• TO DO: Do not include the pictures; repeat the rest of the data exactly.

• RECORDS PROVIDED:
>> BEGIN

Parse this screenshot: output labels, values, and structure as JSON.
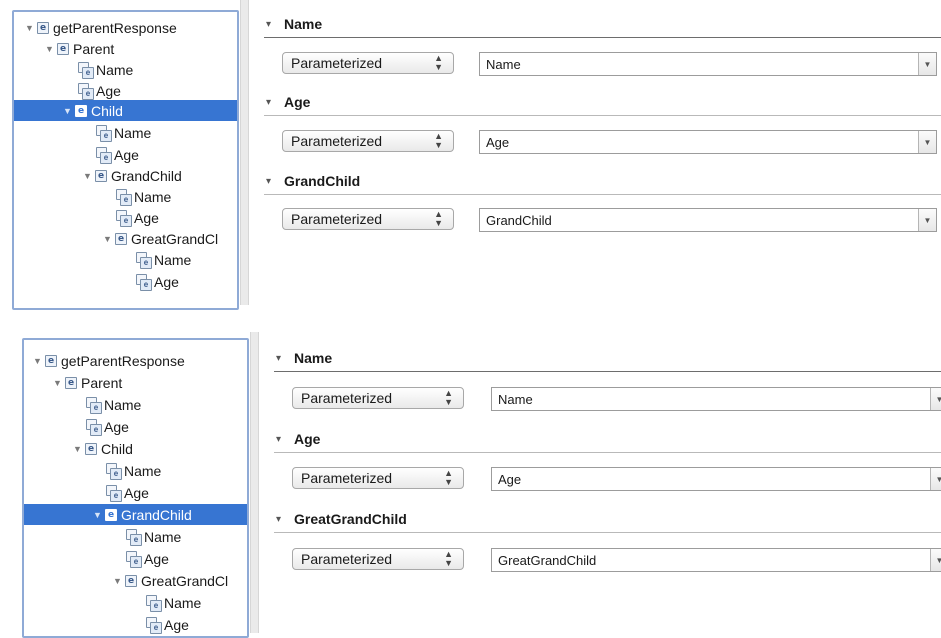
{
  "panels": [
    {
      "tree": [
        {
          "label": "getParentResponse",
          "type": "element",
          "expanded": true,
          "selected": false
        },
        {
          "label": "Parent",
          "type": "element",
          "expanded": true,
          "selected": false
        },
        {
          "label": "Name",
          "type": "attribute",
          "selected": false
        },
        {
          "label": "Age",
          "type": "attribute",
          "selected": false
        },
        {
          "label": "Child",
          "type": "element",
          "expanded": true,
          "selected": true
        },
        {
          "label": "Name",
          "type": "attribute",
          "selected": false
        },
        {
          "label": "Age",
          "type": "attribute",
          "selected": false
        },
        {
          "label": "GrandChild",
          "type": "element",
          "expanded": true,
          "selected": false
        },
        {
          "label": "Name",
          "type": "attribute",
          "selected": false
        },
        {
          "label": "Age",
          "type": "attribute",
          "selected": false
        },
        {
          "label": "GreatGrandCl",
          "type": "element",
          "expanded": true,
          "selected": false
        },
        {
          "label": "Name",
          "type": "attribute",
          "selected": false
        },
        {
          "label": "Age",
          "type": "attribute",
          "selected": false
        }
      ],
      "sections": [
        {
          "title": "Name",
          "mode": "Parameterized",
          "value": "Name"
        },
        {
          "title": "Age",
          "mode": "Parameterized",
          "value": "Age"
        },
        {
          "title": "GrandChild",
          "mode": "Parameterized",
          "value": "GrandChild"
        }
      ]
    },
    {
      "tree": [
        {
          "label": "getParentResponse",
          "type": "element",
          "expanded": true,
          "selected": false
        },
        {
          "label": "Parent",
          "type": "element",
          "expanded": true,
          "selected": false
        },
        {
          "label": "Name",
          "type": "attribute",
          "selected": false
        },
        {
          "label": "Age",
          "type": "attribute",
          "selected": false
        },
        {
          "label": "Child",
          "type": "element",
          "expanded": true,
          "selected": false
        },
        {
          "label": "Name",
          "type": "attribute",
          "selected": false
        },
        {
          "label": "Age",
          "type": "attribute",
          "selected": false
        },
        {
          "label": "GrandChild",
          "type": "element",
          "expanded": true,
          "selected": true
        },
        {
          "label": "Name",
          "type": "attribute",
          "selected": false
        },
        {
          "label": "Age",
          "type": "attribute",
          "selected": false
        },
        {
          "label": "GreatGrandCl",
          "type": "element",
          "expanded": true,
          "selected": false
        },
        {
          "label": "Name",
          "type": "attribute",
          "selected": false
        },
        {
          "label": "Age",
          "type": "attribute",
          "selected": false
        }
      ],
      "sections": [
        {
          "title": "Name",
          "mode": "Parameterized",
          "value": "Name"
        },
        {
          "title": "Age",
          "mode": "Parameterized",
          "value": "Age"
        },
        {
          "title": "GreatGrandChild",
          "mode": "Parameterized",
          "value": "GreatGrandChild"
        }
      ]
    }
  ],
  "icons": {
    "element": "element-icon",
    "attribute": "attribute-icon",
    "expanded": "disclosure-triangle-icon",
    "section": "collapse-chevron-icon",
    "select": "select-stepper-icon",
    "combo": "dropdown-arrow-icon"
  },
  "colors": {
    "selection": "#3775d2",
    "tree_border": "#8faad6"
  }
}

>> END

• TASK RESPONSE:
Parse this screenshot: output labels, values, and structure as JSON.
{
  "panels": [
    {
      "tree": [
        {
          "label": "getParentResponse",
          "type": "element",
          "expanded": true,
          "selected": false
        },
        {
          "label": "Parent",
          "type": "element",
          "expanded": true,
          "selected": false
        },
        {
          "label": "Name",
          "type": "attribute",
          "selected": false
        },
        {
          "label": "Age",
          "type": "attribute",
          "selected": false
        },
        {
          "label": "Child",
          "type": "element",
          "expanded": true,
          "selected": true
        },
        {
          "label": "Name",
          "type": "attribute",
          "selected": false
        },
        {
          "label": "Age",
          "type": "attribute",
          "selected": false
        },
        {
          "label": "GrandChild",
          "type": "element",
          "expanded": true,
          "selected": false
        },
        {
          "label": "Name",
          "type": "attribute",
          "selected": false
        },
        {
          "label": "Age",
          "type": "attribute",
          "selected": false
        },
        {
          "label": "GreatGrandCl",
          "type": "element",
          "expanded": true,
          "selected": false
        },
        {
          "label": "Name",
          "type": "attribute",
          "selected": false
        },
        {
          "label": "Age",
          "type": "attribute",
          "selected": false
        }
      ],
      "sections": [
        {
          "title": "Name",
          "mode": "Parameterized",
          "value": "Name"
        },
        {
          "title": "Age",
          "mode": "Parameterized",
          "value": "Age"
        },
        {
          "title": "GrandChild",
          "mode": "Parameterized",
          "value": "GrandChild"
        }
      ]
    },
    {
      "tree": [
        {
          "label": "getParentResponse",
          "type": "element",
          "expanded": true,
          "selected": false
        },
        {
          "label": "Parent",
          "type": "element",
          "expanded": true,
          "selected": false
        },
        {
          "label": "Name",
          "type": "attribute",
          "selected": false
        },
        {
          "label": "Age",
          "type": "attribute",
          "selected": false
        },
        {
          "label": "Child",
          "type": "element",
          "expanded": true,
          "selected": false
        },
        {
          "label": "Name",
          "type": "attribute",
          "selected": false
        },
        {
          "label": "Age",
          "type": "attribute",
          "selected": false
        },
        {
          "label": "GrandChild",
          "type": "element",
          "expanded": true,
          "selected": true
        },
        {
          "label": "Name",
          "type": "attribute",
          "selected": false
        },
        {
          "label": "Age",
          "type": "attribute",
          "selected": false
        },
        {
          "label": "GreatGrandCl",
          "type": "element",
          "expanded": true,
          "selected": false
        },
        {
          "label": "Name",
          "type": "attribute",
          "selected": false
        },
        {
          "label": "Age",
          "type": "attribute",
          "selected": false
        }
      ],
      "sections": [
        {
          "title": "Name",
          "mode": "Parameterized",
          "value": "Name"
        },
        {
          "title": "Age",
          "mode": "Parameterized",
          "value": "Age"
        },
        {
          "title": "GreatGrandChild",
          "mode": "Parameterized",
          "value": "GreatGrandChild"
        }
      ]
    }
  ],
  "icons": {
    "element": "element-icon",
    "attribute": "attribute-icon",
    "expanded": "disclosure-triangle-icon",
    "section": "collapse-chevron-icon",
    "select": "select-stepper-icon",
    "combo": "dropdown-arrow-icon"
  },
  "colors": {
    "selection": "#3775d2",
    "tree_border": "#8faad6"
  }
}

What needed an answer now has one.